PROBLEM DETAILS> Reproduce the listing word for word, leaving every picture behind.

Dataset entries:
——
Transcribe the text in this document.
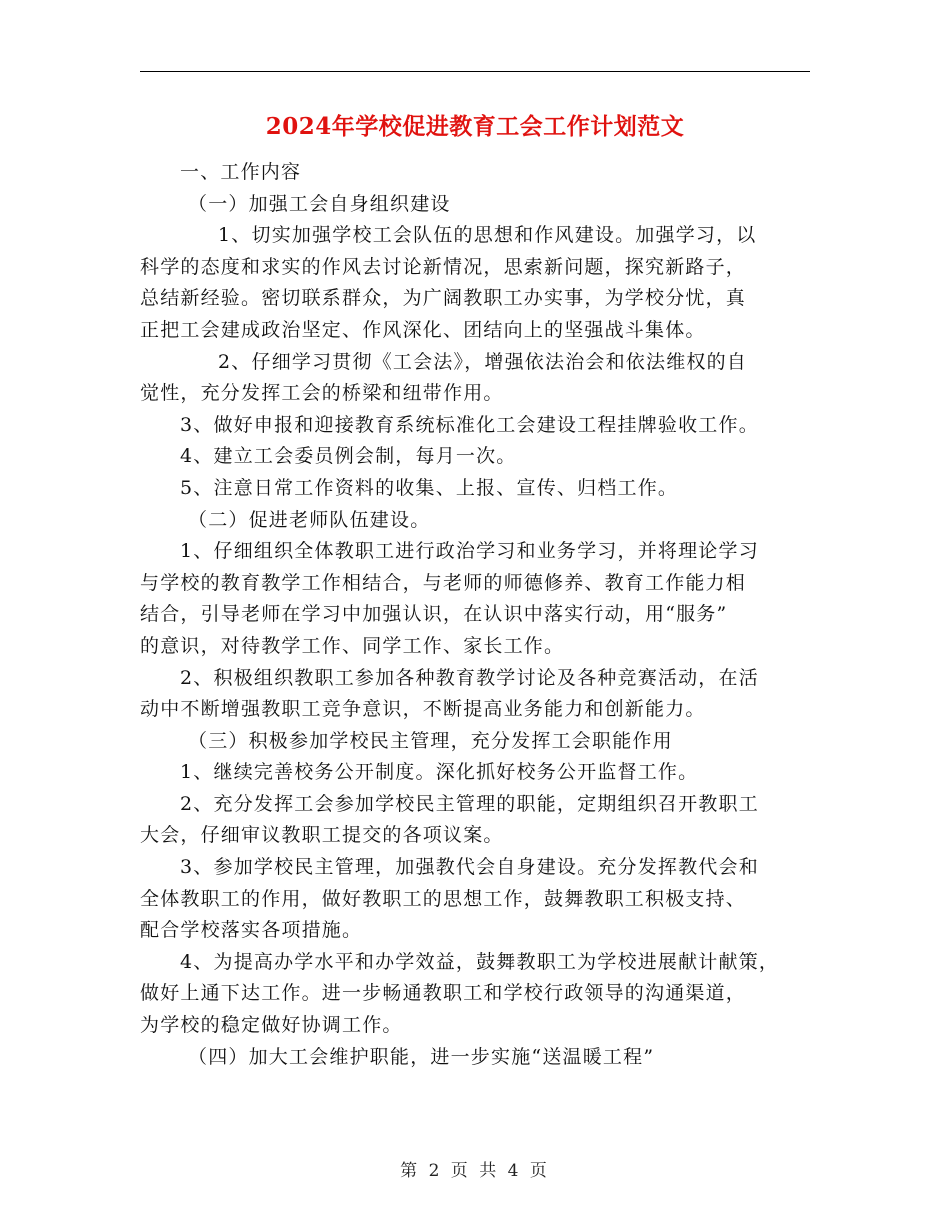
2024年学校促进教育工会工作计划范文
一、工作内容
（一）加强工会自身组织建设
1、切实加强学校工会队伍的思想和作风建设。加强学习，以
科学的态度和求实的作风去讨论新情况，思索新问题，探究新路子，
总结新经验。密切联系群众，为广阔教职工办实事，为学校分忧，真
正把工会建成政治坚定、作风深化、团结向上的坚强战斗集体。
2、仔细学习贯彻《工会法》，增强依法治会和依法维权的自
觉性，充分发挥工会的桥梁和纽带作用。
3、做好申报和迎接教育系统标准化工会建设工程挂牌验收工作。
4、建立工会委员例会制，每月一次。
5、注意日常工作资料的收集、上报、宣传、归档工作。
（二）促进老师队伍建设。
1、仔细组织全体教职工进行政治学习和业务学习，并将理论学习
与学校的教育教学工作相结合，与老师的师德修养、教育工作能力相
结合，引导老师在学习中加强认识，在认识中落实行动，用“服务”
的意识，对待教学工作、同学工作、家长工作。
2、积极组织教职工参加各种教育教学讨论及各种竞赛活动，在活
动中不断增强教职工竞争意识，不断提高业务能力和创新能力。
（三）积极参加学校民主管理，充分发挥工会职能作用
1、继续完善校务公开制度。深化抓好校务公开监督工作。
2、充分发挥工会参加学校民主管理的职能，定期组织召开教职工
大会，仔细审议教职工提交的各项议案。
3、参加学校民主管理，加强教代会自身建设。充分发挥教代会和
全体教职工的作用，做好教职工的思想工作，鼓舞教职工积极支持、
配合学校落实各项措施。
4、为提高办学水平和办学效益，鼓舞教职工为学校进展献计献策，
做好上通下达工作。进一步畅通教职工和学校行政领导的沟通渠道，
为学校的稳定做好协调工作。
（四）加大工会维护职能，进一步实施“送温暖工程”
第 2 页 共 4 页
——
CORRECT OUTPUT>
Transcribe the text in this document.
2024年学校促进教育工会工作计划范文
一、工作内容
（一）加强工会自身组织建设
1、切实加强学校工会队伍的思想和作风建设。加强学习，以
科学的态度和求实的作风去讨论新情况，思索新问题，探究新路子，
总结新经验。密切联系群众，为广阔教职工办实事，为学校分忧，真
正把工会建成政治坚定、作风深化、团结向上的坚强战斗集体。
2、仔细学习贯彻《工会法》，增强依法治会和依法维权的自
觉性，充分发挥工会的桥梁和纽带作用。
3、做好申报和迎接教育系统标准化工会建设工程挂牌验收工作。
4、建立工会委员例会制，每月一次。
5、注意日常工作资料的收集、上报、宣传、归档工作。
（二）促进老师队伍建设。
1、仔细组织全体教职工进行政治学习和业务学习，并将理论学习
与学校的教育教学工作相结合，与老师的师德修养、教育工作能力相
结合，引导老师在学习中加强认识，在认识中落实行动，用“服务”
的意识，对待教学工作、同学工作、家长工作。
2、积极组织教职工参加各种教育教学讨论及各种竞赛活动，在活
动中不断增强教职工竞争意识，不断提高业务能力和创新能力。
（三）积极参加学校民主管理，充分发挥工会职能作用
1、继续完善校务公开制度。深化抓好校务公开监督工作。
2、充分发挥工会参加学校民主管理的职能，定期组织召开教职工
大会，仔细审议教职工提交的各项议案。
3、参加学校民主管理，加强教代会自身建设。充分发挥教代会和
全体教职工的作用，做好教职工的思想工作，鼓舞教职工积极支持、
配合学校落实各项措施。
4、为提高办学水平和办学效益，鼓舞教职工为学校进展献计献策，
做好上通下达工作。进一步畅通教职工和学校行政领导的沟通渠道，
为学校的稳定做好协调工作。
（四）加大工会维护职能，进一步实施“送温暖工程”
第 2 页 共 4 页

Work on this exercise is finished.